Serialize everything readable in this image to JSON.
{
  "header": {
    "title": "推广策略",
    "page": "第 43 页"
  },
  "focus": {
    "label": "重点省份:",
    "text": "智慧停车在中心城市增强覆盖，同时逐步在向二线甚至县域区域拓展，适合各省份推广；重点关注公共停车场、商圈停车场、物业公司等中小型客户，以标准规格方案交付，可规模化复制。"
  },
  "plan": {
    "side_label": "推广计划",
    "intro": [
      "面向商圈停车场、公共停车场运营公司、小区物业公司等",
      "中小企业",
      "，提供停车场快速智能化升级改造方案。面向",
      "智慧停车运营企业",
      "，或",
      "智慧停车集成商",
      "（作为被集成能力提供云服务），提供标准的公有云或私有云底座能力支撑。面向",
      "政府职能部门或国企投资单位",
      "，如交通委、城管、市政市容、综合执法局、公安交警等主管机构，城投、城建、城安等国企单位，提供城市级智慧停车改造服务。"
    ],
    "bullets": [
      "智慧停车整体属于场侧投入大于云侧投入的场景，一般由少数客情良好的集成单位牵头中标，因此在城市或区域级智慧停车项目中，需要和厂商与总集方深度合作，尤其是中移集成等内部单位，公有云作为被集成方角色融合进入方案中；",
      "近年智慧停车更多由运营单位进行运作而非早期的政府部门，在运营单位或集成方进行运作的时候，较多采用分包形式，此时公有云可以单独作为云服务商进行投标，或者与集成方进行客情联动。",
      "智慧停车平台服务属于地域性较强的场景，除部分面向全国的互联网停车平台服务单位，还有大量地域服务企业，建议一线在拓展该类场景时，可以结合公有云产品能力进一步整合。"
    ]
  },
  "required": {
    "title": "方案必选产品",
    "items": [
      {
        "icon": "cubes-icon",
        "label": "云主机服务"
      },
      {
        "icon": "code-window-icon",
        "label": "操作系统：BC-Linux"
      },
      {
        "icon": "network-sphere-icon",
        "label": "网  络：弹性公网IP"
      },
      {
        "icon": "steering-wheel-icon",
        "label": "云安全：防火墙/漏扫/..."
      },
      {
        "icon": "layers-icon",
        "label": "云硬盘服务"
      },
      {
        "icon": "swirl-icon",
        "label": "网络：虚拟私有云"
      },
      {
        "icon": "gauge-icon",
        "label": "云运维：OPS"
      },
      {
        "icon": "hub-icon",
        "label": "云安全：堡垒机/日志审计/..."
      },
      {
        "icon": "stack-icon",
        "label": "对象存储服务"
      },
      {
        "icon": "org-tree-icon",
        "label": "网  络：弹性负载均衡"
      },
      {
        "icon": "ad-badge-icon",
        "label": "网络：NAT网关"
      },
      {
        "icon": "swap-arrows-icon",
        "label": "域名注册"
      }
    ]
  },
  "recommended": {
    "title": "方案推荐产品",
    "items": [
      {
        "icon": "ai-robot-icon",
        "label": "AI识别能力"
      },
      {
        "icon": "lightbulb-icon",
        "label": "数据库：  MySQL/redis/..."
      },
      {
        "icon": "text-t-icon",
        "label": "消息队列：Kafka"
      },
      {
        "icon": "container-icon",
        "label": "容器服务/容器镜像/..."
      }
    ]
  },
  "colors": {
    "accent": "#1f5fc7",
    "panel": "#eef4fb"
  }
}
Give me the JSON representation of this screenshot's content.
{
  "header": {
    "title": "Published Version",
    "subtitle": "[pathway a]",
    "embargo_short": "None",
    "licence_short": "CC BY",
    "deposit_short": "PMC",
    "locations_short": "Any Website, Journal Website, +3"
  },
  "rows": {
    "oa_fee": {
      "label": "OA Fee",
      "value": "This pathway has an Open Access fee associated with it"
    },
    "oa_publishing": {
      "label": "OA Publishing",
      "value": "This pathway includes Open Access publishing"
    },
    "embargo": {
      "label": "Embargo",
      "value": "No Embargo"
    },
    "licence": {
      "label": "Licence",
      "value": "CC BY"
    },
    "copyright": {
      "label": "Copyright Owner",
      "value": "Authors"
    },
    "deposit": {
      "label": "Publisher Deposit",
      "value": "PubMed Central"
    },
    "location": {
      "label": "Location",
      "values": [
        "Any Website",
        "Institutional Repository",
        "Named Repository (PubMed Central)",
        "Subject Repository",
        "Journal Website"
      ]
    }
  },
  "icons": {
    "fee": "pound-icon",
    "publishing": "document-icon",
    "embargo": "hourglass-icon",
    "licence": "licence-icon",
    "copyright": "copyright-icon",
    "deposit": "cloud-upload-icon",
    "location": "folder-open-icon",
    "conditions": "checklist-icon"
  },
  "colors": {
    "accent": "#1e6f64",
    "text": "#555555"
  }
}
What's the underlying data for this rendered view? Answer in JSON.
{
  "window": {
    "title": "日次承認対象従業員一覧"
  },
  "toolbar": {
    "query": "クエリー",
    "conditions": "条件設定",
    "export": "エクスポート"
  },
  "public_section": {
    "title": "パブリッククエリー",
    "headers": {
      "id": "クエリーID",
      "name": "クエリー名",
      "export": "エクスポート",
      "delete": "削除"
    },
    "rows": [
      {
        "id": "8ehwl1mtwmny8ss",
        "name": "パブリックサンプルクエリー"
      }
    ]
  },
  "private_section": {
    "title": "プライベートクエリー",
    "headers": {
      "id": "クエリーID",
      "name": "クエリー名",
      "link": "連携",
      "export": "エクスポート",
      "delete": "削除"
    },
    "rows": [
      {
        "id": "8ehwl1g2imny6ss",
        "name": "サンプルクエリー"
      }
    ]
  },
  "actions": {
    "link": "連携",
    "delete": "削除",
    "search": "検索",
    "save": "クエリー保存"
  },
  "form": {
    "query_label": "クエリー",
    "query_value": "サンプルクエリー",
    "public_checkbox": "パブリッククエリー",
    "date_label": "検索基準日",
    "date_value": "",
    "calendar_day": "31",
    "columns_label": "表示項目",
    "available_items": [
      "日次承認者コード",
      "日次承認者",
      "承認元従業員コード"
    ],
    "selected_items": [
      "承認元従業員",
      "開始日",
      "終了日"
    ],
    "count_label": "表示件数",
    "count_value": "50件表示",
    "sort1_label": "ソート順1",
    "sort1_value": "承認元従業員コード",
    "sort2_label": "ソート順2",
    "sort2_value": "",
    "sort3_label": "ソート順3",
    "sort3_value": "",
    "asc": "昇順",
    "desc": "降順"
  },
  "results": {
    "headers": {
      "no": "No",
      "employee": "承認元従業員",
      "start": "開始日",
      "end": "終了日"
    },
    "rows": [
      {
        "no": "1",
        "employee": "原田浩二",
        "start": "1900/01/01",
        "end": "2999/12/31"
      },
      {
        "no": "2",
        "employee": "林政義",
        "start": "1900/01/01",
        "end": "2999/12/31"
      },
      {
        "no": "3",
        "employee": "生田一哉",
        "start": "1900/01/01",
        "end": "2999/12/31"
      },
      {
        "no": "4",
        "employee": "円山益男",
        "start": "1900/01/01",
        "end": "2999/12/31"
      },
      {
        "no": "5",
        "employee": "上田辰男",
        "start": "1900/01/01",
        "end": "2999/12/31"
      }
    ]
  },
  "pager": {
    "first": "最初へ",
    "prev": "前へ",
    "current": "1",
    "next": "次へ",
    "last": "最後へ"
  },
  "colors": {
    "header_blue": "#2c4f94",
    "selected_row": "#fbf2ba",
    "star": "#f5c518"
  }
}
------------
• Task directions:
Every line above needs to be retyped exactly.

• Expected output:
Serialize everything readable in this image to JSON.
{
  "header": {
    "title": "推广策略",
    "page": "第 43 页"
  },
  "focus": {
    "label": "重点省份:",
    "text": "智慧停车在中心城市增强覆盖，同时逐步在向二线甚至县域区域拓展，适合各省份推广；重点关注公共停车场、商圈停车场、物业公司等中小型客户，以标准规格方案交付，可规模化复制。"
  },
  "plan": {
    "side_label": "推广计划",
    "intro": [
      "面向商圈停车场、公共停车场运营公司、小区物业公司等",
      "中小企业",
      "，提供停车场快速智能化升级改造方案。面向",
      "智慧停车运营企业",
      "，或",
      "智慧停车集成商",
      "（作为被集成能力提供云服务），提供标准的公有云或私有云底座能力支撑。面向",
      "政府职能部门或国企投资单位",
      "，如交通委、城管、市政市容、综合执法局、公安交警等主管机构，城投、城建、城安等国企单位，提供城市级智慧停车改造服务。"
    ],
    "bullets": [
      "智慧停车整体属于场侧投入大于云侧投入的场景，一般由少数客情良好的集成单位牵头中标，因此在城市或区域级智慧停车项目中，需要和厂商与总集方深度合作，尤其是中移集成等内部单位，公有云作为被集成方角色融合进入方案中；",
      "近年智慧停车更多由运营单位进行运作而非早期的政府部门，在运营单位或集成方进行运作的时候，较多采用分包形式，此时公有云可以单独作为云服务商进行投标，或者与集成方进行客情联动。",
      "智慧停车平台服务属于地域性较强的场景，除部分面向全国的互联网停车平台服务单位，还有大量地域服务企业，建议一线在拓展该类场景时，可以结合公有云产品能力进一步整合。"
    ]
  },
  "required": {
    "title": "方案必选产品",
    "items": [
      {
        "icon": "cubes-icon",
        "label": "云主机服务"
      },
      {
        "icon": "code-window-icon",
        "label": "操作系统：BC-Linux"
      },
      {
        "icon": "network-sphere-icon",
        "label": "网  络：弹性公网IP"
      },
      {
        "icon": "steering-wheel-icon",
        "label": "云安全：防火墙/漏扫/..."
      },
      {
        "icon": "layers-icon",
        "label": "云硬盘服务"
      },
      {
        "icon": "swirl-icon",
        "label": "网络：虚拟私有云"
      },
      {
        "icon": "gauge-icon",
        "label": "云运维：OPS"
      },
      {
        "icon": "hub-icon",
        "label": "云安全：堡垒机/日志审计/..."
      },
      {
        "icon": "stack-icon",
        "label": "对象存储服务"
      },
      {
        "icon": "org-tree-icon",
        "label": "网  络：弹性负载均衡"
      },
      {
        "icon": "ad-badge-icon",
        "label": "网络：NAT网关"
      },
      {
        "icon": "swap-arrows-icon",
        "label": "域名注册"
      }
    ]
  },
  "recommended": {
    "title": "方案推荐产品",
    "items": [
      {
        "icon": "ai-robot-icon",
        "label": "AI识别能力"
      },
      {
        "icon": "lightbulb-icon",
        "label": "数据库：  MySQL/redis/..."
      },
      {
        "icon": "text-t-icon",
        "label": "消息队列：Kafka"
      },
      {
        "icon": "container-icon",
        "label": "容器服务/容器镜像/..."
      }
    ]
  },
  "colors": {
    "accent": "#1f5fc7",
    "panel": "#eef4fb"
  }
}
Give me the JSON representation of this screenshot's content.
{
  "header": {
    "title": "Published Version",
    "subtitle": "[pathway a]",
    "embargo_short": "None",
    "licence_short": "CC BY",
    "deposit_short": "PMC",
    "locations_short": "Any Website, Journal Website, +3"
  },
  "rows": {
    "oa_fee": {
      "label": "OA Fee",
      "value": "This pathway has an Open Access fee associated with it"
    },
    "oa_publishing": {
      "label": "OA Publishing",
      "value": "This pathway includes Open Access publishing"
    },
    "embargo": {
      "label": "Embargo",
      "value": "No Embargo"
    },
    "licence": {
      "label": "Licence",
      "value": "CC BY"
    },
    "copyright": {
      "label": "Copyright Owner",
      "value": "Authors"
    },
    "deposit": {
      "label": "Publisher Deposit",
      "value": "PubMed Central"
    },
    "location": {
      "label": "Location",
      "values": [
        "Any Website",
        "Institutional Repository",
        "Named Repository (PubMed Central)",
        "Subject Repository",
        "Journal Website"
      ]
    }
  },
  "icons": {
    "fee": "pound-icon",
    "publishing": "document-icon",
    "embargo": "hourglass-icon",
    "licence": "licence-icon",
    "copyright": "copyright-icon",
    "deposit": "cloud-upload-icon",
    "location": "folder-open-icon",
    "conditions": "checklist-icon"
  },
  "colors": {
    "accent": "#1e6f64",
    "text": "#555555"
  }
}
What's the underlying data for this rendered view? Answer in JSON.
{
  "window": {
    "title": "日次承認対象従業員一覧"
  },
  "toolbar": {
    "query": "クエリー",
    "conditions": "条件設定",
    "export": "エクスポート"
  },
  "public_section": {
    "title": "パブリッククエリー",
    "headers": {
      "id": "クエリーID",
      "name": "クエリー名",
      "export": "エクスポート",
      "delete": "削除"
    },
    "rows": [
      {
        "id": "8ehwl1mtwmny8ss",
        "name": "パブリックサンプルクエリー"
      }
    ]
  },
  "private_section": {
    "title": "プライベートクエリー",
    "headers": {
      "id": "クエリーID",
      "name": "クエリー名",
      "link": "連携",
      "export": "エクスポート",
      "delete": "削除"
    },
    "rows": [
      {
        "id": "8ehwl1g2imny6ss",
        "name": "サンプルクエリー"
      }
    ]
  },
  "actions": {
    "link": "連携",
    "delete": "削除",
    "search": "検索",
    "save": "クエリー保存"
  },
  "form": {
    "query_label": "クエリー",
    "query_value": "サンプルクエリー",
    "public_checkbox": "パブリッククエリー",
    "date_label": "検索基準日",
    "date_value": "",
    "calendar_day": "31",
    "columns_label": "表示項目",
    "available_items": [
      "日次承認者コード",
      "日次承認者",
      "承認元従業員コード"
    ],
    "selected_items": [
      "承認元従業員",
      "開始日",
      "終了日"
    ],
    "count_label": "表示件数",
    "count_value": "50件表示",
    "sort1_label": "ソート順1",
    "sort1_value": "承認元従業員コード",
    "sort2_label": "ソート順2",
    "sort2_value": "",
    "sort3_label": "ソート順3",
    "sort3_value": "",
    "asc": "昇順",
    "desc": "降順"
  },
  "results": {
    "headers": {
      "no": "No",
      "employee": "承認元従業員",
      "start": "開始日",
      "end": "終了日"
    },
    "rows": [
      {
        "no": "1",
        "employee": "原田浩二",
        "start": "1900/01/01",
        "end": "2999/12/31"
      },
      {
        "no": "2",
        "employee": "林政義",
        "start": "1900/01/01",
        "end": "2999/12/31"
      },
      {
        "no": "3",
        "employee": "生田一哉",
        "start": "1900/01/01",
        "end": "2999/12/31"
      },
      {
        "no": "4",
        "employee": "円山益男",
        "start": "1900/01/01",
        "end": "2999/12/31"
      },
      {
        "no": "5",
        "employee": "上田辰男",
        "start": "1900/01/01",
        "end": "2999/12/31"
      }
    ]
  },
  "pager": {
    "first": "最初へ",
    "prev": "前へ",
    "current": "1",
    "next": "次へ",
    "last": "最後へ"
  },
  "colors": {
    "header_blue": "#2c4f94",
    "selected_row": "#fbf2ba",
    "star": "#f5c518"
  }
}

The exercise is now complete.